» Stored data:
-- BEGIN --
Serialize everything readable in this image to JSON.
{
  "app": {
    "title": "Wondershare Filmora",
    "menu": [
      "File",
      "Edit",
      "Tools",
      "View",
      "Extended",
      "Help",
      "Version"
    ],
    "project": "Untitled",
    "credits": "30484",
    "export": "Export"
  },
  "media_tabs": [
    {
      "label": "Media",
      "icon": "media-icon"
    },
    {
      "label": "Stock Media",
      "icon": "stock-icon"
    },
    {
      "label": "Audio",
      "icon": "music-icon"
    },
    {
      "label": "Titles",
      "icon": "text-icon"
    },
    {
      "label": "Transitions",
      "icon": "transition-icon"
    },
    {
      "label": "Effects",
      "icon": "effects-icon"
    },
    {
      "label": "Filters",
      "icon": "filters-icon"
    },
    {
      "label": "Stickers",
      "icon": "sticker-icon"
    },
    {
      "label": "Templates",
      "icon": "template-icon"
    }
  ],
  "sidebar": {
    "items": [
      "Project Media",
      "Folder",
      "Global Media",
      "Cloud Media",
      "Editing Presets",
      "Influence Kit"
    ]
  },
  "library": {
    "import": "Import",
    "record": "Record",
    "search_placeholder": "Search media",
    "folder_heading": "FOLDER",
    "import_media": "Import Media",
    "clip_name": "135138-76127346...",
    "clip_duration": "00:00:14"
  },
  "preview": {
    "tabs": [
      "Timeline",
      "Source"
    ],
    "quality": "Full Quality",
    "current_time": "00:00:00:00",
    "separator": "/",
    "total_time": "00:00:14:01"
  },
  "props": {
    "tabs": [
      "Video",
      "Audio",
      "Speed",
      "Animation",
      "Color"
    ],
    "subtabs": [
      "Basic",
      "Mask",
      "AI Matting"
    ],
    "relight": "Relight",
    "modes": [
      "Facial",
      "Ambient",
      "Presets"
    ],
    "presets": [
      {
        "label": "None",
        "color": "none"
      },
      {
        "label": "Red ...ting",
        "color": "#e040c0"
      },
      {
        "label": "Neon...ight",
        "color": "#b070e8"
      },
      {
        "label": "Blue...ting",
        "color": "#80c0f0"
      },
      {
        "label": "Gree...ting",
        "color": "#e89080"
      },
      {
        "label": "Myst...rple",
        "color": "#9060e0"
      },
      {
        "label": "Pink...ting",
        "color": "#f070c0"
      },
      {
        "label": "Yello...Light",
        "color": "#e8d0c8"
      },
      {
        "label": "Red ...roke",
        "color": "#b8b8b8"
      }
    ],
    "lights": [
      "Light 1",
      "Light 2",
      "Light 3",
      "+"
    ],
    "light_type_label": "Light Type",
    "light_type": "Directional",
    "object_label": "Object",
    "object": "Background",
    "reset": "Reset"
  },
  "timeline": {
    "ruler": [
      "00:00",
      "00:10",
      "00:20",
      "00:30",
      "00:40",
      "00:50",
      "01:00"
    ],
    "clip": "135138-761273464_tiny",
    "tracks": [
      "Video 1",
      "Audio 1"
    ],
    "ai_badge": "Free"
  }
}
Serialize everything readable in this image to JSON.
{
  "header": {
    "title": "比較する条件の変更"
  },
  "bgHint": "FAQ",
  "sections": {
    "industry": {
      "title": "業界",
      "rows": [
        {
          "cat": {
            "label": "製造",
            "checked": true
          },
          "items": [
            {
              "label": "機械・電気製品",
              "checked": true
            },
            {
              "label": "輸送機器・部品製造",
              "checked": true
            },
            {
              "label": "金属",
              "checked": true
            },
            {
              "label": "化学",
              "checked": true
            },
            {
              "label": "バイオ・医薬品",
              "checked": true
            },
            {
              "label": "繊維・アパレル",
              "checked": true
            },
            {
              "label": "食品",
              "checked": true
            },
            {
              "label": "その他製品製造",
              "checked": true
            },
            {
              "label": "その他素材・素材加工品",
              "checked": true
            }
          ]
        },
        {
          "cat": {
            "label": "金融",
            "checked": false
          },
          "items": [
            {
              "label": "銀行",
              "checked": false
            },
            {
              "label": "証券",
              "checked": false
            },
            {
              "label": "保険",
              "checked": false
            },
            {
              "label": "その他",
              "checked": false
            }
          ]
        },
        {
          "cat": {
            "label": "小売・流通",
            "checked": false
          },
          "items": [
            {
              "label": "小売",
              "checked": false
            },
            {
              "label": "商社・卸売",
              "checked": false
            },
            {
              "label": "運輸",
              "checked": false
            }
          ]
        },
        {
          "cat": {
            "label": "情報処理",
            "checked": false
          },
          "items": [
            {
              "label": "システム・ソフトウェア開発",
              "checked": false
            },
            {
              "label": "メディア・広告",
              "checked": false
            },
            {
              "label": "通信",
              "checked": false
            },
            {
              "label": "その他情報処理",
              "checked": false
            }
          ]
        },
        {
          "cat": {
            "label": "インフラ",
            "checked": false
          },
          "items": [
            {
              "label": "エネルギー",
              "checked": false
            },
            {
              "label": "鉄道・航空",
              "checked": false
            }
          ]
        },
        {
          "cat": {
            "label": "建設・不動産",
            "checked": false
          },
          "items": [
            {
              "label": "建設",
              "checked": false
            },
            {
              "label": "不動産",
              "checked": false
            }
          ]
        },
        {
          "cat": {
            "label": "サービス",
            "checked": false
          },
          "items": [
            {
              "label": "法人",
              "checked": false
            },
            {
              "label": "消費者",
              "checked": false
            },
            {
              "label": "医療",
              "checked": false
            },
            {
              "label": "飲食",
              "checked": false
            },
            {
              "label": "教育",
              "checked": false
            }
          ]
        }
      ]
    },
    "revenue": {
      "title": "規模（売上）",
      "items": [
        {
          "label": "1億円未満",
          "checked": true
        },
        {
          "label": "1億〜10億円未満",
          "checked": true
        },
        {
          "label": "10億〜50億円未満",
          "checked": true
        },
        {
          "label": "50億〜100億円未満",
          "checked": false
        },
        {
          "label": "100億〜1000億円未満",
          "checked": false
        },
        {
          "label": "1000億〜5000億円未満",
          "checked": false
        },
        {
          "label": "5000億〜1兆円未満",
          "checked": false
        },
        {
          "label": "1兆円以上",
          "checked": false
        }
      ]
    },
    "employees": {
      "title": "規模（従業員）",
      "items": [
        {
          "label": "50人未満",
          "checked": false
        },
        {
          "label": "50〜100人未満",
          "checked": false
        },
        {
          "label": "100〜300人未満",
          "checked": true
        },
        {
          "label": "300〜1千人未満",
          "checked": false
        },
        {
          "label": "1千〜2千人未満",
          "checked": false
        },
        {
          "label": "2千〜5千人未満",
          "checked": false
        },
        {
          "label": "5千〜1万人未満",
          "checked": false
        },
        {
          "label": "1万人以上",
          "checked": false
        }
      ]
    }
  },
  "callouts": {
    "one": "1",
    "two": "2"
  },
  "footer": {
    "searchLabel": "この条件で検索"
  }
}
-- END --
» CHALLENGE: Type the material above out again, exactly.

» RESPONSE FOR THIS EXERCISE:
Serialize everything readable in this image to JSON.
{
  "app": {
    "title": "Wondershare Filmora",
    "menu": [
      "File",
      "Edit",
      "Tools",
      "View",
      "Extended",
      "Help",
      "Version"
    ],
    "project": "Untitled",
    "credits": "30484",
    "export": "Export"
  },
  "media_tabs": [
    {
      "label": "Media",
      "icon": "media-icon"
    },
    {
      "label": "Stock Media",
      "icon": "stock-icon"
    },
    {
      "label": "Audio",
      "icon": "music-icon"
    },
    {
      "label": "Titles",
      "icon": "text-icon"
    },
    {
      "label": "Transitions",
      "icon": "transition-icon"
    },
    {
      "label": "Effects",
      "icon": "effects-icon"
    },
    {
      "label": "Filters",
      "icon": "filters-icon"
    },
    {
      "label": "Stickers",
      "icon": "sticker-icon"
    },
    {
      "label": "Templates",
      "icon": "template-icon"
    }
  ],
  "sidebar": {
    "items": [
      "Project Media",
      "Folder",
      "Global Media",
      "Cloud Media",
      "Editing Presets",
      "Influence Kit"
    ]
  },
  "library": {
    "import": "Import",
    "record": "Record",
    "search_placeholder": "Search media",
    "folder_heading": "FOLDER",
    "import_media": "Import Media",
    "clip_name": "135138-76127346...",
    "clip_duration": "00:00:14"
  },
  "preview": {
    "tabs": [
      "Timeline",
      "Source"
    ],
    "quality": "Full Quality",
    "current_time": "00:00:00:00",
    "separator": "/",
    "total_time": "00:00:14:01"
  },
  "props": {
    "tabs": [
      "Video",
      "Audio",
      "Speed",
      "Animation",
      "Color"
    ],
    "subtabs": [
      "Basic",
      "Mask",
      "AI Matting"
    ],
    "relight": "Relight",
    "modes": [
      "Facial",
      "Ambient",
      "Presets"
    ],
    "presets": [
      {
        "label": "None",
        "color": "none"
      },
      {
        "label": "Red ...ting",
        "color": "#e040c0"
      },
      {
        "label": "Neon...ight",
        "color": "#b070e8"
      },
      {
        "label": "Blue...ting",
        "color": "#80c0f0"
      },
      {
        "label": "Gree...ting",
        "color": "#e89080"
      },
      {
        "label": "Myst...rple",
        "color": "#9060e0"
      },
      {
        "label": "Pink...ting",
        "color": "#f070c0"
      },
      {
        "label": "Yello...Light",
        "color": "#e8d0c8"
      },
      {
        "label": "Red ...roke",
        "color": "#b8b8b8"
      }
    ],
    "lights": [
      "Light 1",
      "Light 2",
      "Light 3",
      "+"
    ],
    "light_type_label": "Light Type",
    "light_type": "Directional",
    "object_label": "Object",
    "object": "Background",
    "reset": "Reset"
  },
  "timeline": {
    "ruler": [
      "00:00",
      "00:10",
      "00:20",
      "00:30",
      "00:40",
      "00:50",
      "01:00"
    ],
    "clip": "135138-761273464_tiny",
    "tracks": [
      "Video 1",
      "Audio 1"
    ],
    "ai_badge": "Free"
  }
}
Serialize everything readable in this image to JSON.
{
  "header": {
    "title": "比較する条件の変更"
  },
  "bgHint": "FAQ",
  "sections": {
    "industry": {
      "title": "業界",
      "rows": [
        {
          "cat": {
            "label": "製造",
            "checked": true
          },
          "items": [
            {
              "label": "機械・電気製品",
              "checked": true
            },
            {
              "label": "輸送機器・部品製造",
              "checked": true
            },
            {
              "label": "金属",
              "checked": true
            },
            {
              "label": "化学",
              "checked": true
            },
            {
              "label": "バイオ・医薬品",
              "checked": true
            },
            {
              "label": "繊維・アパレル",
              "checked": true
            },
            {
              "label": "食品",
              "checked": true
            },
            {
              "label": "その他製品製造",
              "checked": true
            },
            {
              "label": "その他素材・素材加工品",
              "checked": true
            }
          ]
        },
        {
          "cat": {
            "label": "金融",
            "checked": false
          },
          "items": [
            {
              "label": "銀行",
              "checked": false
            },
            {
              "label": "証券",
              "checked": false
            },
            {
              "label": "保険",
              "checked": false
            },
            {
              "label": "その他",
              "checked": false
            }
          ]
        },
        {
          "cat": {
            "label": "小売・流通",
            "checked": false
          },
          "items": [
            {
              "label": "小売",
              "checked": false
            },
            {
              "label": "商社・卸売",
              "checked": false
            },
            {
              "label": "運輸",
              "checked": false
            }
          ]
        },
        {
          "cat": {
            "label": "情報処理",
            "checked": false
          },
          "items": [
            {
              "label": "システム・ソフトウェア開発",
              "checked": false
            },
            {
              "label": "メディア・広告",
              "checked": false
            },
            {
              "label": "通信",
              "checked": false
            },
            {
              "label": "その他情報処理",
              "checked": false
            }
          ]
        },
        {
          "cat": {
            "label": "インフラ",
            "checked": false
          },
          "items": [
            {
              "label": "エネルギー",
              "checked": false
            },
            {
              "label": "鉄道・航空",
              "checked": false
            }
          ]
        },
        {
          "cat": {
            "label": "建設・不動産",
            "checked": false
          },
          "items": [
            {
              "label": "建設",
              "checked": false
            },
            {
              "label": "不動産",
              "checked": false
            }
          ]
        },
        {
          "cat": {
            "label": "サービス",
            "checked": false
          },
          "items": [
            {
              "label": "法人",
              "checked": false
            },
            {
              "label": "消費者",
              "checked": false
            },
            {
              "label": "医療",
              "checked": false
            },
            {
              "label": "飲食",
              "checked": false
            },
            {
              "label": "教育",
              "checked": false
            }
          ]
        }
      ]
    },
    "revenue": {
      "title": "規模（売上）",
      "items": [
        {
          "label": "1億円未満",
          "checked": true
        },
        {
          "label": "1億〜10億円未満",
          "checked": true
        },
        {
          "label": "10億〜50億円未満",
          "checked": true
        },
        {
          "label": "50億〜100億円未満",
          "checked": false
        },
        {
          "label": "100億〜1000億円未満",
          "checked": false
        },
        {
          "label": "1000億〜5000億円未満",
          "checked": false
        },
        {
          "label": "5000億〜1兆円未満",
          "checked": false
        },
        {
          "label": "1兆円以上",
          "checked": false
        }
      ]
    },
    "employees": {
      "title": "規模（従業員）",
      "items": [
        {
          "label": "50人未満",
          "checked": false
        },
        {
          "label": "50〜100人未満",
          "checked": false
        },
        {
          "label": "100〜300人未満",
          "checked": true
        },
        {
          "label": "300〜1千人未満",
          "checked": false
        },
        {
          "label": "1千〜2千人未満",
          "checked": false
        },
        {
          "label": "2千〜5千人未満",
          "checked": false
        },
        {
          "label": "5千〜1万人未満",
          "checked": false
        },
        {
          "label": "1万人以上",
          "checked": false
        }
      ]
    }
  },
  "callouts": {
    "one": "1",
    "two": "2"
  },
  "footer": {
    "searchLabel": "この条件で検索"
  }
}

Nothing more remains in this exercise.